- **EXERCISE INSTRUCTIONS**: Return the whole listing, line for line, without the pictures in it.

_ _ _ _ _

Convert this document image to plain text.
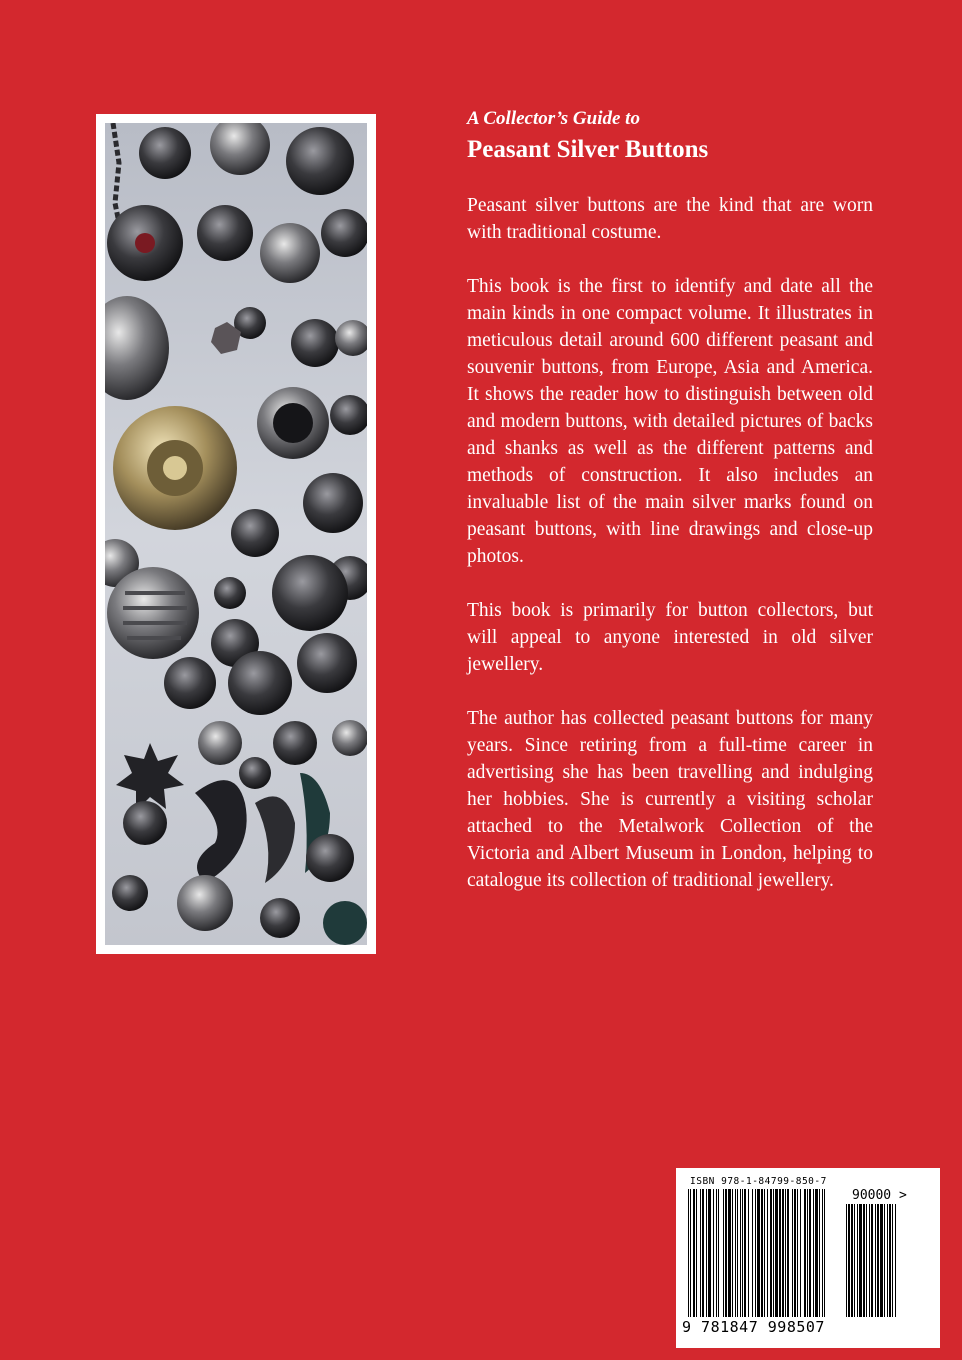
A Collector’s Guide to

Peasant Silver Buttons

Peasant silver buttons are the kind that are worn with traditional costume.

This book is the first to identify and date all the main kinds in one compact volume. It illustrates in meticulous detail around 600 different peasant and souvenir buttons, from Europe, Asia and America. It shows the reader how to distinguish between old and modern buttons, with detailed pictures of backs and shanks as well as the different patterns and methods of construction. It also includes an invaluable list of the main silver marks found on peasant buttons, with line drawings and close-up photos.

This book is primarily for button collectors, but will appeal to anyone interested in old silver jewellery.

The author has collected peasant buttons for many years. Since retiring from a full-time career in advertising she has been travelling and indulging her hobbies. She is currently a visiting scholar attached to the Metalwork Collection of the Victoria and Albert Museum in London, helping to catalogue its collection of traditional jewellery.

ISBN 978-1-84799-850-7
90000 >
9 781847 998507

_ _ _ _ _

- **CORRECT RESPONSE**:
Convert this document image to plain text.
A Collector’s Guide to

Peasant Silver Buttons

Peasant silver buttons are the kind that are worn with traditional costume.

This book is the first to identify and date all the main kinds in one compact volume. It illustrates in meticulous detail around 600 different peasant and souvenir buttons, from Europe, Asia and America. It shows the reader how to distinguish between old and modern buttons, with detailed pictures of backs and shanks as well as the different patterns and methods of construction. It also includes an invaluable list of the main silver marks found on peasant buttons, with line drawings and close-up photos.

This book is primarily for button collectors, but will appeal to anyone interested in old silver jewellery.

The author has collected peasant buttons for many years. Since retiring from a full-time career in advertising she has been travelling and indulging her hobbies. She is currently a visiting scholar attached to the Metalwork Collection of the Victoria and Albert Museum in London, helping to catalogue its collection of traditional jewellery.

ISBN 978-1-84799-850-7
90000 >
9 781847 998507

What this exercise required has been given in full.